Copy each line of the records that holds the string "GC触发次数".
---- TASK MATERIAL
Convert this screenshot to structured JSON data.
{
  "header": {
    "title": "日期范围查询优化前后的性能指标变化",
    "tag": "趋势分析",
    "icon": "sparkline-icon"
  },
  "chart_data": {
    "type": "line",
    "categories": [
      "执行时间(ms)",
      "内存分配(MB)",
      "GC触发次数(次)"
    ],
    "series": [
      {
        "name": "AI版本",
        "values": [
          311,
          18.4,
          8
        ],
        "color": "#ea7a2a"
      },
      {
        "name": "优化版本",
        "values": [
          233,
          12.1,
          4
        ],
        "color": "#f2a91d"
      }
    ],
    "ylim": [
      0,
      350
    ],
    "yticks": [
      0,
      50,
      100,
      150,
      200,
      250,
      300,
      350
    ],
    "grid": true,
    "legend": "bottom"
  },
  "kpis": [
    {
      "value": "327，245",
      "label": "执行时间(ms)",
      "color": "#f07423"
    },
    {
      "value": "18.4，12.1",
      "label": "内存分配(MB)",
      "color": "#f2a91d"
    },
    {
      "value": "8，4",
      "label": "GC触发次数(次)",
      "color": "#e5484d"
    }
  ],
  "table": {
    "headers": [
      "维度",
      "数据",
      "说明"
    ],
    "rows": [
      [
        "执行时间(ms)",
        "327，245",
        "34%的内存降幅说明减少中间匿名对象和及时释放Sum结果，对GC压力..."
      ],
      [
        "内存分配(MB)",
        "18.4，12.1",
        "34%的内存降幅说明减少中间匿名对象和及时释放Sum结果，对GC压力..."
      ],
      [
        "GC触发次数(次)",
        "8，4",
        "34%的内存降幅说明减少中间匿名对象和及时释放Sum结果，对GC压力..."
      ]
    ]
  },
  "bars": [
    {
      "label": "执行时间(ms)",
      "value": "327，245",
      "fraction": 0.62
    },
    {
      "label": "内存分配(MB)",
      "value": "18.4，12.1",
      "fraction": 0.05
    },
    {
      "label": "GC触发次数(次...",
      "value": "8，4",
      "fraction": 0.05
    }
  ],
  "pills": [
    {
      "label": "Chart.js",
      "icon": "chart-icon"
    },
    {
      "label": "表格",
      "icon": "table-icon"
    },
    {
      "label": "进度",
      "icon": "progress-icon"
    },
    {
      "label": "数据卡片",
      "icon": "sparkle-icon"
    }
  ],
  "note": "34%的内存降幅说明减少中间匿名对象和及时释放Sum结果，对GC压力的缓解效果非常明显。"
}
--------
**FINAL RESULT:**
      "GC触发次数(次)"
      "label": "GC触发次数(次)",
        "GC触发次数(次)",
      "label": "GC触发次数(次...",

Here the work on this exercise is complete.